━━ DATA SUPPLIED
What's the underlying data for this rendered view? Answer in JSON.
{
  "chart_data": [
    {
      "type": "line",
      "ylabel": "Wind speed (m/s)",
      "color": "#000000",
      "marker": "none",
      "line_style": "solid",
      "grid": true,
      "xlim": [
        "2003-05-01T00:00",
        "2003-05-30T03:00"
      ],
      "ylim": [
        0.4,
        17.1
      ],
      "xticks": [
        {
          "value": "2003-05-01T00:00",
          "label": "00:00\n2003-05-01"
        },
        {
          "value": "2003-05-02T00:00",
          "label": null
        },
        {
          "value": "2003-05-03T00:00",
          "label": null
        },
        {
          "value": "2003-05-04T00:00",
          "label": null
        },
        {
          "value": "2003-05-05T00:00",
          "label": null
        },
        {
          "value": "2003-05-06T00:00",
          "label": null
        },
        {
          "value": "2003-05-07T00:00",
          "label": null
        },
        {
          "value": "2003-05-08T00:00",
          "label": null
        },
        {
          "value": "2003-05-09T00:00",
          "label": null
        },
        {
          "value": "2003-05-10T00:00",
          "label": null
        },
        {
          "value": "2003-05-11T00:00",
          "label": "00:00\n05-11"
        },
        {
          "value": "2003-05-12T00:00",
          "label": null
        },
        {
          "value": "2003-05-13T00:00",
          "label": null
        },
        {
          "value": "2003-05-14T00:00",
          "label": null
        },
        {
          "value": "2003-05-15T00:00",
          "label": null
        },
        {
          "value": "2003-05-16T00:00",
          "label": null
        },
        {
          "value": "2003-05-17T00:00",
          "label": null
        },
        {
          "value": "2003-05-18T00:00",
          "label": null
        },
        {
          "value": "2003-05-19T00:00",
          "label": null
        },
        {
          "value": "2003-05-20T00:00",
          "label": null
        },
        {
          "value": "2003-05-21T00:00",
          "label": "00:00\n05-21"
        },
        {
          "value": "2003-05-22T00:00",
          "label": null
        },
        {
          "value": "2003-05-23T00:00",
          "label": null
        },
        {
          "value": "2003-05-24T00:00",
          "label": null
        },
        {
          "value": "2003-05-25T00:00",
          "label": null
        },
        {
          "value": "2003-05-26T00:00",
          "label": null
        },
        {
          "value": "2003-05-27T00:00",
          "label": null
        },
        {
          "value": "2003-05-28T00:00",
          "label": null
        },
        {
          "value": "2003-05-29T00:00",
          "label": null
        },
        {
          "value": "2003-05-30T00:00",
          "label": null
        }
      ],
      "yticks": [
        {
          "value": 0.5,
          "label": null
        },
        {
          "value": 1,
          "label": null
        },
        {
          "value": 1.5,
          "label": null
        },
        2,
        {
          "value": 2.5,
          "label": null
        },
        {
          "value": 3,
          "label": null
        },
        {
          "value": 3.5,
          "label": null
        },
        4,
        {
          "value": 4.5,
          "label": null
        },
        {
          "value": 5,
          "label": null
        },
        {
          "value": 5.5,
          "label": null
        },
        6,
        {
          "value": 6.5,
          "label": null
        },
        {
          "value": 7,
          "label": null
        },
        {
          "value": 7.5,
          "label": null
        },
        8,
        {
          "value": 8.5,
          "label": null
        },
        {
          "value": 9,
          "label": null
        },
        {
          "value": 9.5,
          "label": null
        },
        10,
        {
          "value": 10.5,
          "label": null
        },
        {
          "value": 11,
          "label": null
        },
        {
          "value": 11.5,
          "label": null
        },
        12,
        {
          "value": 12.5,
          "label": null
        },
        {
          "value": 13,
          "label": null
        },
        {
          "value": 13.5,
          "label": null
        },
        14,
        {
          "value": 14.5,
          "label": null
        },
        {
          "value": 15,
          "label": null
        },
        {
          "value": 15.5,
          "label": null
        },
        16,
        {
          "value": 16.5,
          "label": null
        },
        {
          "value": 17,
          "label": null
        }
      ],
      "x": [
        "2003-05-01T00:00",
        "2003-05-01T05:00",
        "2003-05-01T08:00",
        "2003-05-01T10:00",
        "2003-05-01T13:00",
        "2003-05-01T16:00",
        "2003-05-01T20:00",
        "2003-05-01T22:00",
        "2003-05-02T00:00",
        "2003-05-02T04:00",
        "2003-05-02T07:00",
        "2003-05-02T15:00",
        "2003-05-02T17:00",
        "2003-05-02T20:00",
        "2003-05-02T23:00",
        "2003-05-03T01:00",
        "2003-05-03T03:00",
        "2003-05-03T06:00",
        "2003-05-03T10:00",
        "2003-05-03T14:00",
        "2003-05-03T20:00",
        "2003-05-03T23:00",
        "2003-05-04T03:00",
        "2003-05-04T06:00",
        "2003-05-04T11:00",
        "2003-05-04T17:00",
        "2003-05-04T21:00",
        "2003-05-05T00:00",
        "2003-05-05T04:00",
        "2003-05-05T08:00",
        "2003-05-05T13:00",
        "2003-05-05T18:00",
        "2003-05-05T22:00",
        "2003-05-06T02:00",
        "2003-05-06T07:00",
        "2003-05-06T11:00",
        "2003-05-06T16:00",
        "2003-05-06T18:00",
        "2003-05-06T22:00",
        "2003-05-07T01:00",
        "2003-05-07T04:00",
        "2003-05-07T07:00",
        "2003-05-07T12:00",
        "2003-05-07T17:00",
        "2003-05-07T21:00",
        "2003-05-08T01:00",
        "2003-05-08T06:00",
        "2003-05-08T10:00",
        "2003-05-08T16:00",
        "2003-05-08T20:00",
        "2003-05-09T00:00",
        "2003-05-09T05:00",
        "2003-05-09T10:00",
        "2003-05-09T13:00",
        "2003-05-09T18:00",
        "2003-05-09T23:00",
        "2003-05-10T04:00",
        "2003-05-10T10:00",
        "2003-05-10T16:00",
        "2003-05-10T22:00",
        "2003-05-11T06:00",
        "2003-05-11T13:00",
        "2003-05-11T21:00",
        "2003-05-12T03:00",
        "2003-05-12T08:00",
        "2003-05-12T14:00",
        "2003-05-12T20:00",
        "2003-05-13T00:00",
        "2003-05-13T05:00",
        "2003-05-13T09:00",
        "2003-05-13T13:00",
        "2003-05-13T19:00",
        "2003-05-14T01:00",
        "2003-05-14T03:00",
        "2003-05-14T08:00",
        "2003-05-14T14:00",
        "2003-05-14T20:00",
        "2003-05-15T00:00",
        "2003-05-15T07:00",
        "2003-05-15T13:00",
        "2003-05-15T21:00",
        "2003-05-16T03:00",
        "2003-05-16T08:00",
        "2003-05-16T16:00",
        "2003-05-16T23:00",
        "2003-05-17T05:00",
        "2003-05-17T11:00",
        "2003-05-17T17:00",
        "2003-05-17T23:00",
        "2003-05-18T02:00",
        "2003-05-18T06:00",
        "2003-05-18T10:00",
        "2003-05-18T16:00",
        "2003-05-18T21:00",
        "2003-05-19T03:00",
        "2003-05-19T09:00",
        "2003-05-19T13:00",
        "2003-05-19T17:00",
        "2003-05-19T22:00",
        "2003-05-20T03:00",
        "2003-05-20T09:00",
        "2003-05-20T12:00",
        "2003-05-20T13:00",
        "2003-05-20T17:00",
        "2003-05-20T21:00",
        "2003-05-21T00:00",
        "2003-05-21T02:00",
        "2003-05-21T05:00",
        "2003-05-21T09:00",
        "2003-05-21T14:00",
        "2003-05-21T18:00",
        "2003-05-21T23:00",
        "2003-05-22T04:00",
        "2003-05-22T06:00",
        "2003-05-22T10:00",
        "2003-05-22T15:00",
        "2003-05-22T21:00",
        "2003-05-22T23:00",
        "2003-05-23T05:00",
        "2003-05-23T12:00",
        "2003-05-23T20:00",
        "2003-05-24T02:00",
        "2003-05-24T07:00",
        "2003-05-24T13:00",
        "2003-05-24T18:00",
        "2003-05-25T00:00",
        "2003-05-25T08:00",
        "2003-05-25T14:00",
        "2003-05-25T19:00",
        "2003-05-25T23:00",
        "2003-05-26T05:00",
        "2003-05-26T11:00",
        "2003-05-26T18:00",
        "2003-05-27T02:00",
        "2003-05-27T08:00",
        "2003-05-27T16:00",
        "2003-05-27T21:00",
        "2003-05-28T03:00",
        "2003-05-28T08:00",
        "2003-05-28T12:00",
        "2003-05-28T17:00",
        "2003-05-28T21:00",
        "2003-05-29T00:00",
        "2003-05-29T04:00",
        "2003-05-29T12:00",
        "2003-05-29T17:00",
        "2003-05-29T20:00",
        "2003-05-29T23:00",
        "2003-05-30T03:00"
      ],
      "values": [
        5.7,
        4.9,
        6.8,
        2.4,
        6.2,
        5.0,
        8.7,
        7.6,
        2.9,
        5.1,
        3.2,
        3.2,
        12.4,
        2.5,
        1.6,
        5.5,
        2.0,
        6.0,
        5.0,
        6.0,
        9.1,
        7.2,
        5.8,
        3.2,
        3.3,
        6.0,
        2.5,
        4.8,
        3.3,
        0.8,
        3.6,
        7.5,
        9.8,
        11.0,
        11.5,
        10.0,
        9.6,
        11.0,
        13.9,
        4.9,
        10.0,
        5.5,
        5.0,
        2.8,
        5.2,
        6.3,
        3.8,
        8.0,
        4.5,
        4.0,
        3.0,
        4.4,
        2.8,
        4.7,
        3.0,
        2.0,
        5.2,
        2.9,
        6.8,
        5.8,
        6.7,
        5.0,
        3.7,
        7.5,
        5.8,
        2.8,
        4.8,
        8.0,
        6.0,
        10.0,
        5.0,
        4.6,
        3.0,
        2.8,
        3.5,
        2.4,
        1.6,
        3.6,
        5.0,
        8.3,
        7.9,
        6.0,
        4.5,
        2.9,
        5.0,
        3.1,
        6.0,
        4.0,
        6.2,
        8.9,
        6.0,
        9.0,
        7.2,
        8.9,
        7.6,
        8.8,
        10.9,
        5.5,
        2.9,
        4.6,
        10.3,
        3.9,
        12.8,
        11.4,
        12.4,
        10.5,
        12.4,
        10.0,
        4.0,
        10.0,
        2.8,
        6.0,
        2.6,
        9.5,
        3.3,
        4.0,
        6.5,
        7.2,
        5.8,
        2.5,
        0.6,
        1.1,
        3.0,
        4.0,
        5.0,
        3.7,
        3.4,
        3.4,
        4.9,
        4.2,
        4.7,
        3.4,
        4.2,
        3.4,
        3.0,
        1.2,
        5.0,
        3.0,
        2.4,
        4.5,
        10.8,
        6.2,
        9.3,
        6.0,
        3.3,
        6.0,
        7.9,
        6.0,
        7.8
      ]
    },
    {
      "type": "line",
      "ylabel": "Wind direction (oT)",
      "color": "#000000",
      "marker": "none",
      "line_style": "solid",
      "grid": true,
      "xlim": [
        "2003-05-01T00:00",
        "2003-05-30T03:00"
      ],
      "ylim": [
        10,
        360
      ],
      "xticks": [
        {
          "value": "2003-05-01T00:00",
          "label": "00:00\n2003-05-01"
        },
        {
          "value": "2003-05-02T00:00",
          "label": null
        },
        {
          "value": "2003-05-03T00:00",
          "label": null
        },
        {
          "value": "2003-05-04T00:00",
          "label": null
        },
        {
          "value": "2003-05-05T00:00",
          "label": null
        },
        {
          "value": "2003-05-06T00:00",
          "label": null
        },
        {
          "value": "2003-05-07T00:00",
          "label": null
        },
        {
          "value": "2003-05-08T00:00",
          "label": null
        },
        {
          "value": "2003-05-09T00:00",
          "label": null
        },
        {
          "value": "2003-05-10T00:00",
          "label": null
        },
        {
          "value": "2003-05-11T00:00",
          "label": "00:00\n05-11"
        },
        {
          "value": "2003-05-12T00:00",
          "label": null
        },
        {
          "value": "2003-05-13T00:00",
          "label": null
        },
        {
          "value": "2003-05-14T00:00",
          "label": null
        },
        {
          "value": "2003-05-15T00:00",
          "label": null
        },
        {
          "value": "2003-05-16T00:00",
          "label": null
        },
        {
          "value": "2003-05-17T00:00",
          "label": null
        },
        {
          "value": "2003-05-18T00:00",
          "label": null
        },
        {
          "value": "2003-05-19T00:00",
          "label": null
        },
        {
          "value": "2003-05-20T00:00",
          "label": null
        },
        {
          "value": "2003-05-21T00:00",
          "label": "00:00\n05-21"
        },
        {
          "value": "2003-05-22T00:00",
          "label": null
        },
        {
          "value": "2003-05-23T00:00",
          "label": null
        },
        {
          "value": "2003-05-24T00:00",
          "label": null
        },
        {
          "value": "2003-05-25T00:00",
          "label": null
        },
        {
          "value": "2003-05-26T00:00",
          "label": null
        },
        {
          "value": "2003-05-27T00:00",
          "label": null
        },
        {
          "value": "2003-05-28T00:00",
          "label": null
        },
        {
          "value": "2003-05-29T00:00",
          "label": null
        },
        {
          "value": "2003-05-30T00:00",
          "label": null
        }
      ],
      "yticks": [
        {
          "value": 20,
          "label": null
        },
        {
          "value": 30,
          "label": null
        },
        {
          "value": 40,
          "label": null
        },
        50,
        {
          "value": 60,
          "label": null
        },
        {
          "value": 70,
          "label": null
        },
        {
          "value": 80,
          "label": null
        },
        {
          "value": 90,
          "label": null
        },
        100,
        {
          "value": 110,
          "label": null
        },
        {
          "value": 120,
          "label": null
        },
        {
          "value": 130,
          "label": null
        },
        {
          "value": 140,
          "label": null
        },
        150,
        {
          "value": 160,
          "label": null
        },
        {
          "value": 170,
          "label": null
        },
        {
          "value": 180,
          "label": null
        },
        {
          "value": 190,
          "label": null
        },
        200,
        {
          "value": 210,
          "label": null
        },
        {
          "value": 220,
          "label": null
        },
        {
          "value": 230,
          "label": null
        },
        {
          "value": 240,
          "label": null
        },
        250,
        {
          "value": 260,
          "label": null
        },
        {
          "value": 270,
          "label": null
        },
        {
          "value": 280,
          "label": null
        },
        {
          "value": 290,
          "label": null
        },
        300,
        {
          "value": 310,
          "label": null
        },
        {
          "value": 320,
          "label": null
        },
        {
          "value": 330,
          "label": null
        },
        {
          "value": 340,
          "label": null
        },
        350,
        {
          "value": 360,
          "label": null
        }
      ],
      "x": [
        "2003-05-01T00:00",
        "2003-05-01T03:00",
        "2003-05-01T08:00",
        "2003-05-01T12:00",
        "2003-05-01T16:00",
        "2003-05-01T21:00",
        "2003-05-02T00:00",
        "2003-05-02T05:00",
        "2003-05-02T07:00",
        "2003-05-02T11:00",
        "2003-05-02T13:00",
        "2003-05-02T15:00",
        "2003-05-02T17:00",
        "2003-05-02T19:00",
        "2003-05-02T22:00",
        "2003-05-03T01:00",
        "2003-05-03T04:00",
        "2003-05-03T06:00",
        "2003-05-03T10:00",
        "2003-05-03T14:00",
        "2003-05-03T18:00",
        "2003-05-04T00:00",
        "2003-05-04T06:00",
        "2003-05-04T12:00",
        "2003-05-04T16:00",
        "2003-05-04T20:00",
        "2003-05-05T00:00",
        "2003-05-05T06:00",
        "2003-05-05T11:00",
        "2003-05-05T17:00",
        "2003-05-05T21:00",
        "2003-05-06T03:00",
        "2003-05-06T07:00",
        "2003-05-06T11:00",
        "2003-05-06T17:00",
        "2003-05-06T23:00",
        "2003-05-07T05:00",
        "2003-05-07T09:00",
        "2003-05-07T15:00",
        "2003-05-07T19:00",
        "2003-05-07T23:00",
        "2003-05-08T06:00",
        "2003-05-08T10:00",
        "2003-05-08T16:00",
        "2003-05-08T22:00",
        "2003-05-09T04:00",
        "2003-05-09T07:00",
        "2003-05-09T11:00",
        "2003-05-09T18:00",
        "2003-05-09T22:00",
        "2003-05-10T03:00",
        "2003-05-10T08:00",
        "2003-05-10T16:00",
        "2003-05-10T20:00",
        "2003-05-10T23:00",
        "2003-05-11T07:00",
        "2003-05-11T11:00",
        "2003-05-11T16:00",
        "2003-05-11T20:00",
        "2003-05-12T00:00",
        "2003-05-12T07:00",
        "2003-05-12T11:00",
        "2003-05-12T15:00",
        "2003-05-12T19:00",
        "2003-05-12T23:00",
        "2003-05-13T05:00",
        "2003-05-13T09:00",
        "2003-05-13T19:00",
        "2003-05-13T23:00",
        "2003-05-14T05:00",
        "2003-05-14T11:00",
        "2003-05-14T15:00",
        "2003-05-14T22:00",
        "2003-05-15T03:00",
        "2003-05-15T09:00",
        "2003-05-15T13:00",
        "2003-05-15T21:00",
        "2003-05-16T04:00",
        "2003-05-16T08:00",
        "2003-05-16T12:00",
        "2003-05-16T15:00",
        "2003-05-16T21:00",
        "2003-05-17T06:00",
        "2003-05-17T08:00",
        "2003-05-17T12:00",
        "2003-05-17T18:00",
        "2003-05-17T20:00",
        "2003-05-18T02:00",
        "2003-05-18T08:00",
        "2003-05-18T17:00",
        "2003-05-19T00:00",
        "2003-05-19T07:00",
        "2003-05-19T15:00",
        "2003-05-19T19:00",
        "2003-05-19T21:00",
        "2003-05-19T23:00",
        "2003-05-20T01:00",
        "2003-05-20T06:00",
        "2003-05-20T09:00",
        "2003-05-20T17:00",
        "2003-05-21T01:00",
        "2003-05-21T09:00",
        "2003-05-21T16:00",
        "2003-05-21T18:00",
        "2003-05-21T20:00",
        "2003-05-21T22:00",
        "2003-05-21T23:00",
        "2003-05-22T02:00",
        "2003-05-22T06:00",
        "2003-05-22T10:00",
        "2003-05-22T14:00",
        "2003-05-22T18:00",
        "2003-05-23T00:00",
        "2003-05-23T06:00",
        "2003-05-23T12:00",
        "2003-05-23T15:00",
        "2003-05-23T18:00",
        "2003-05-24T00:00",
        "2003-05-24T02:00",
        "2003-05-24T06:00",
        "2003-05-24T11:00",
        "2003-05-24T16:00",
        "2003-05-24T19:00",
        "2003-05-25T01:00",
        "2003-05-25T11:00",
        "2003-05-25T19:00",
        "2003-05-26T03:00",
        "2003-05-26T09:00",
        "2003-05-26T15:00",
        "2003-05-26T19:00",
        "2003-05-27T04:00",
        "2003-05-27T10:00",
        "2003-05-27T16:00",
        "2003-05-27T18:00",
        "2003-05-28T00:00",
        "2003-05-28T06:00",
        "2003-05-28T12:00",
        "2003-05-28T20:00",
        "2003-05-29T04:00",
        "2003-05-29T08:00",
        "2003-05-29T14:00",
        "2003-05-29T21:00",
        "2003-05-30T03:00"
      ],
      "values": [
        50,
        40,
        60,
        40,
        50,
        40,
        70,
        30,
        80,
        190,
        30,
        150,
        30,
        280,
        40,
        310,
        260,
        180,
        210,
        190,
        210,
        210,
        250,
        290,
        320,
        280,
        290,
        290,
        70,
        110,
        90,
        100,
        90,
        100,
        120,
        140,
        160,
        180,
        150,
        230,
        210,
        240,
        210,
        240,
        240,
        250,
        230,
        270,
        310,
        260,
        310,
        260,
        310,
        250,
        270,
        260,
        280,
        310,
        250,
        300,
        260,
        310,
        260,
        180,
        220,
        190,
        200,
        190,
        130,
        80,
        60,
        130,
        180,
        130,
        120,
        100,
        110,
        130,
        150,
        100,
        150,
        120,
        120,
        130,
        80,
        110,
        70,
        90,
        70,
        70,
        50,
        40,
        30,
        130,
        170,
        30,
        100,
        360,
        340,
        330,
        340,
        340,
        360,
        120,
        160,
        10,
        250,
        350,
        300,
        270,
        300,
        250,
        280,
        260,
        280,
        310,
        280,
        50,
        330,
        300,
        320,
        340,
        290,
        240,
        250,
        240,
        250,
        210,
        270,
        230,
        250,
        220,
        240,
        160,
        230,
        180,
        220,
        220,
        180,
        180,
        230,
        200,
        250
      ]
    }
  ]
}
━━━━
WRITTEN PROBLEM —
Look through the records and count each line that holds "ylabel". Write only the total.

TASK OUTPUT —
2